**Required task:**
Give only a count of the lines that include the string "height".

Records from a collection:
— START —

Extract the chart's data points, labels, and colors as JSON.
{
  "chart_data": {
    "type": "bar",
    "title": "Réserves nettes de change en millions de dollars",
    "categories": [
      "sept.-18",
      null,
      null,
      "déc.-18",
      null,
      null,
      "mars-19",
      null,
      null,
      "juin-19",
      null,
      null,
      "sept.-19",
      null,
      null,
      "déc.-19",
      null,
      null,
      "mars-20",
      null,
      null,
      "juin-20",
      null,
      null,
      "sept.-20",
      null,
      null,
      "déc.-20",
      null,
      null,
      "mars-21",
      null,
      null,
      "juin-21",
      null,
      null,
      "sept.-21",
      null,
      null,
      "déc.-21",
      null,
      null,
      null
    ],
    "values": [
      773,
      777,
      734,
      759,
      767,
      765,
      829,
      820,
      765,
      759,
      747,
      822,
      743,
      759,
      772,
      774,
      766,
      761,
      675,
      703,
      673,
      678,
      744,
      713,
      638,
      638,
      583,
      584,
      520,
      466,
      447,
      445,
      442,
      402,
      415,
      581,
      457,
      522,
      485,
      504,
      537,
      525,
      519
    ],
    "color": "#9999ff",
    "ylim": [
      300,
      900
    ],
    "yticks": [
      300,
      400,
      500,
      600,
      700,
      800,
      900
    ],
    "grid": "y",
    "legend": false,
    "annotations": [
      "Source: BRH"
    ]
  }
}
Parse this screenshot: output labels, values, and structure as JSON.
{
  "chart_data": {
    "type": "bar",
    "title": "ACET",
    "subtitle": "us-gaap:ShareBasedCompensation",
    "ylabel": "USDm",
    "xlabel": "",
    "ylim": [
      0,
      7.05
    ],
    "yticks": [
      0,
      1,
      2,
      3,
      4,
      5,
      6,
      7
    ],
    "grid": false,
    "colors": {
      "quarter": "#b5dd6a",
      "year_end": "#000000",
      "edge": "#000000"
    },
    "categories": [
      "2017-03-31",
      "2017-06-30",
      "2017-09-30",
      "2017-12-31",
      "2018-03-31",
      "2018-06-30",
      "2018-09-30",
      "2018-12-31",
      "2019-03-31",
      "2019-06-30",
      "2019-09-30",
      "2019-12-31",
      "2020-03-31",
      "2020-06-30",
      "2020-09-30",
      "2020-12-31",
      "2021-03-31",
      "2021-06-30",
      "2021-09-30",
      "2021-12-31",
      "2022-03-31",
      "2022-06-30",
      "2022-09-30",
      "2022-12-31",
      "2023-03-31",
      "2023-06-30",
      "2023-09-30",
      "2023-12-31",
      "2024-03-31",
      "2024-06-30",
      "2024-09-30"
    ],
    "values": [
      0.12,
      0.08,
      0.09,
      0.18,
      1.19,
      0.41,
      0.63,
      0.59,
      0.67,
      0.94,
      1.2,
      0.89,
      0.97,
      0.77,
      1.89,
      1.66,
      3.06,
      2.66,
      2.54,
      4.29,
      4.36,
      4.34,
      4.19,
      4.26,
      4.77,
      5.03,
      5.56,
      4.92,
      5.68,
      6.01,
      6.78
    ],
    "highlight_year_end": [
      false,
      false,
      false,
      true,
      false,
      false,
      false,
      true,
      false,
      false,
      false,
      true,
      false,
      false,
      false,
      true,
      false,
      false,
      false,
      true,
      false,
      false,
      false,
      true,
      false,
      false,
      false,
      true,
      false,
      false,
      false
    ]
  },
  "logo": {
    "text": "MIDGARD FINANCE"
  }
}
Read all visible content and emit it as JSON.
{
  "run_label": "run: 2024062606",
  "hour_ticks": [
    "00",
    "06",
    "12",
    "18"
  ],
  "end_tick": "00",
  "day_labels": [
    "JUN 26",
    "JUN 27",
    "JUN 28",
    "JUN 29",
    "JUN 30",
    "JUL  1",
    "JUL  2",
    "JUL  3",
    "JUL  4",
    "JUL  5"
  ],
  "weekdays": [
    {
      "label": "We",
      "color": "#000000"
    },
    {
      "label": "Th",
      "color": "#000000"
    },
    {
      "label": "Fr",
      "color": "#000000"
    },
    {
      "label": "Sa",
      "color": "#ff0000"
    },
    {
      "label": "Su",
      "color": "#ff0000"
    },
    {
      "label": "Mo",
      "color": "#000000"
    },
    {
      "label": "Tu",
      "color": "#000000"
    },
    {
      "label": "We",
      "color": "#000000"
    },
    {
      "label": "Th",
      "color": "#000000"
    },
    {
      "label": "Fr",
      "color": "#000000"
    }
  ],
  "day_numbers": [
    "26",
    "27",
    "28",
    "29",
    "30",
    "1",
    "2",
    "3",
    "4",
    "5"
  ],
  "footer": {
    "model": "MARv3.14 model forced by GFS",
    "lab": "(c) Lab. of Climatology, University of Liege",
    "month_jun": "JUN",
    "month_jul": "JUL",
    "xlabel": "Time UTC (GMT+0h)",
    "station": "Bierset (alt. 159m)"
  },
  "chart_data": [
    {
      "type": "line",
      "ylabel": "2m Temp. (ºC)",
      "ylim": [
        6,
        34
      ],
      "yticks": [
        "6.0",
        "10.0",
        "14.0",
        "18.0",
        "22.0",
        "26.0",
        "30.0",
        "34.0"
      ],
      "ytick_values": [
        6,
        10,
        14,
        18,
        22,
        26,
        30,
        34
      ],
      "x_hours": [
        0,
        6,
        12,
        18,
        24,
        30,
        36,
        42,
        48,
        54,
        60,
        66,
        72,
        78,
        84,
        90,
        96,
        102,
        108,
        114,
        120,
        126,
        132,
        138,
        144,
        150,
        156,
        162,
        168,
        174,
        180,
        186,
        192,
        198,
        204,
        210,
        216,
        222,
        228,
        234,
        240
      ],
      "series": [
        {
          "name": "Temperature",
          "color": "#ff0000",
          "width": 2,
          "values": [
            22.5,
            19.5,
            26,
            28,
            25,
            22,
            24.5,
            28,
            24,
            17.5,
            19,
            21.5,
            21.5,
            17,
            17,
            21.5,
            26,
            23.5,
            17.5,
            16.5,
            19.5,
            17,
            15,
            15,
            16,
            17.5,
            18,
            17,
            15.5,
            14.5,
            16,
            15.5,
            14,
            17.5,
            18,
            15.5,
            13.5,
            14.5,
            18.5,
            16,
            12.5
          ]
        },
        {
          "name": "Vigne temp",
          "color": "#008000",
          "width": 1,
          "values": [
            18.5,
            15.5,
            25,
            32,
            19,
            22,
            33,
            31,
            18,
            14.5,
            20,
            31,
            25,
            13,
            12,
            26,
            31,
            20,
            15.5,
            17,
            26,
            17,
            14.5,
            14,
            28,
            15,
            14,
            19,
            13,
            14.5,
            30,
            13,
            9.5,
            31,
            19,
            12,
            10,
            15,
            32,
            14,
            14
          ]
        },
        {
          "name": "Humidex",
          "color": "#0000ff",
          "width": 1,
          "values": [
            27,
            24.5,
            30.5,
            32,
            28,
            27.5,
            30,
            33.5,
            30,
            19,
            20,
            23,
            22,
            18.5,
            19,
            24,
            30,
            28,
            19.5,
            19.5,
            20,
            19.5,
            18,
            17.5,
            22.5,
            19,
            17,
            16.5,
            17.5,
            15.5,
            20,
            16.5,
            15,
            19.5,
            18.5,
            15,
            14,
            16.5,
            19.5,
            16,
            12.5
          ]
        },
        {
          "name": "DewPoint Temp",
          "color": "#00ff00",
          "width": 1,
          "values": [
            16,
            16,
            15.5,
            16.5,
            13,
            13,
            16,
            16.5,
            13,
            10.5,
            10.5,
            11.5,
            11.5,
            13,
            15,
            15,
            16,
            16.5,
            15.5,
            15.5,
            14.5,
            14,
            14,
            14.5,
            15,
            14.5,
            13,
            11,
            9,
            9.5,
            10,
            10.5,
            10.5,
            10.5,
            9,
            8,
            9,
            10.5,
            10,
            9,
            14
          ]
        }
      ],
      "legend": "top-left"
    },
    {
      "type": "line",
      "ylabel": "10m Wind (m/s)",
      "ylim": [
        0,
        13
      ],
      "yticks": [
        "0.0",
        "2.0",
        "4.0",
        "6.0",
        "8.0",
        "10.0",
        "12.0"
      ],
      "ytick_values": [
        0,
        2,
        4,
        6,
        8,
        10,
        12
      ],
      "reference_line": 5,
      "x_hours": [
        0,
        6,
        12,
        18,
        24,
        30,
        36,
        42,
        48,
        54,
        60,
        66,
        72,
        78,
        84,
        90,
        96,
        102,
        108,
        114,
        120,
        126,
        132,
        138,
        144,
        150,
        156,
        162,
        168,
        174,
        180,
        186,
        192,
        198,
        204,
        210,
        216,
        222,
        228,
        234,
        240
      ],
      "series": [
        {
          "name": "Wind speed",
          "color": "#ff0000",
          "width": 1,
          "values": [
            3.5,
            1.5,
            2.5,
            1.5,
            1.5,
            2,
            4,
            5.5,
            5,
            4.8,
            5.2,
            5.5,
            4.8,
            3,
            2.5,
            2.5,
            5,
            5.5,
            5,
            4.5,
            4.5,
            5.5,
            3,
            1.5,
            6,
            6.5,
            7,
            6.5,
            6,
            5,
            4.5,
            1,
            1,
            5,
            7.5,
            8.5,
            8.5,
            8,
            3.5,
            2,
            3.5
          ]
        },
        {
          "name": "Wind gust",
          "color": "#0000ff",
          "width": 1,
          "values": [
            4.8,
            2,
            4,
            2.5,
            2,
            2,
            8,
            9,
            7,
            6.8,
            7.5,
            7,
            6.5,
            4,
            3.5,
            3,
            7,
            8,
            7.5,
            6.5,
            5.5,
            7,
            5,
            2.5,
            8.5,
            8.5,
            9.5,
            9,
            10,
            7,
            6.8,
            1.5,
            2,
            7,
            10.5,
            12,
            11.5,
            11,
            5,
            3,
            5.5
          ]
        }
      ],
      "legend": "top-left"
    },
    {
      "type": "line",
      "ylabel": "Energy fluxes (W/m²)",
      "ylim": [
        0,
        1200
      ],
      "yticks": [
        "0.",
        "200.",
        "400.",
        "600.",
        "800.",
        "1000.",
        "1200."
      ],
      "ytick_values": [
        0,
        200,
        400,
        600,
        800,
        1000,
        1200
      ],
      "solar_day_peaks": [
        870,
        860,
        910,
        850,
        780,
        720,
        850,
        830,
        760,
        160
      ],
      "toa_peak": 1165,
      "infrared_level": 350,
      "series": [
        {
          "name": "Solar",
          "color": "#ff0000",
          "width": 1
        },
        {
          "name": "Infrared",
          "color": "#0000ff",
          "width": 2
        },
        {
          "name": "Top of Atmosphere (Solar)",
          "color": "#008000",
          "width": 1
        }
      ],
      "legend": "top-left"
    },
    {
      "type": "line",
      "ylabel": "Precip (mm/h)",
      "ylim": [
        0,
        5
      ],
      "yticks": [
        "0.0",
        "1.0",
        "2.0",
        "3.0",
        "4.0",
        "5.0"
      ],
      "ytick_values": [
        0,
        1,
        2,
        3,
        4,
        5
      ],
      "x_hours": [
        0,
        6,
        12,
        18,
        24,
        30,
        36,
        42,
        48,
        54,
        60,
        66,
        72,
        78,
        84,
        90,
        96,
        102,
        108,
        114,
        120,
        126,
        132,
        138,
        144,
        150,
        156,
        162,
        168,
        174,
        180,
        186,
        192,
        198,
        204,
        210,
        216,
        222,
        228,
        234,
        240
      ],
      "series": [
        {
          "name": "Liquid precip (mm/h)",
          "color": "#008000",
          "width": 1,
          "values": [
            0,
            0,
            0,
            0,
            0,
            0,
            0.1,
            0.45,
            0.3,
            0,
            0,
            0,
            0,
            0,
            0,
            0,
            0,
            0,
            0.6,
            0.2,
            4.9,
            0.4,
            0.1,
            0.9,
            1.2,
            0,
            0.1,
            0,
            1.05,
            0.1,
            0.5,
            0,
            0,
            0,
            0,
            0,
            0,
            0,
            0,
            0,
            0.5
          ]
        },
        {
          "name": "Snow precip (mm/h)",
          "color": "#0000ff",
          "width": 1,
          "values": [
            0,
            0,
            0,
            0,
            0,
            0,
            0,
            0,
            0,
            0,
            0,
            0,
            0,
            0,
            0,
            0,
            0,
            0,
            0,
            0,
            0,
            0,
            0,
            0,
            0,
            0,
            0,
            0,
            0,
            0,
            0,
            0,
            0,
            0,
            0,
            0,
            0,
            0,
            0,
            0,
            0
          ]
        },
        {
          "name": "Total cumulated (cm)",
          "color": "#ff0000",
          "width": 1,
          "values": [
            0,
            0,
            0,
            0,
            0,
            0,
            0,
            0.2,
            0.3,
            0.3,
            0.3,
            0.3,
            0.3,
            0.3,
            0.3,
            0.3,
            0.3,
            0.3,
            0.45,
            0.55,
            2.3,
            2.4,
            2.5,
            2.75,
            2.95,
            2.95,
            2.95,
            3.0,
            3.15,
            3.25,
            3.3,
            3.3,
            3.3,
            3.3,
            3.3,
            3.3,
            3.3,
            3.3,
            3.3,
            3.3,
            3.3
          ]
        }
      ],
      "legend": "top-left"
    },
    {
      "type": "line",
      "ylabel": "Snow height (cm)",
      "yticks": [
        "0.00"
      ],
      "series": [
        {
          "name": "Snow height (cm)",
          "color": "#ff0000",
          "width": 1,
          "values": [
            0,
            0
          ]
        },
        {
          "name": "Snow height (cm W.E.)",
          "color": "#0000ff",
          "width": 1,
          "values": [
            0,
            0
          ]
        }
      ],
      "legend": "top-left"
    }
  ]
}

— END —

**Result for this exercise:**
3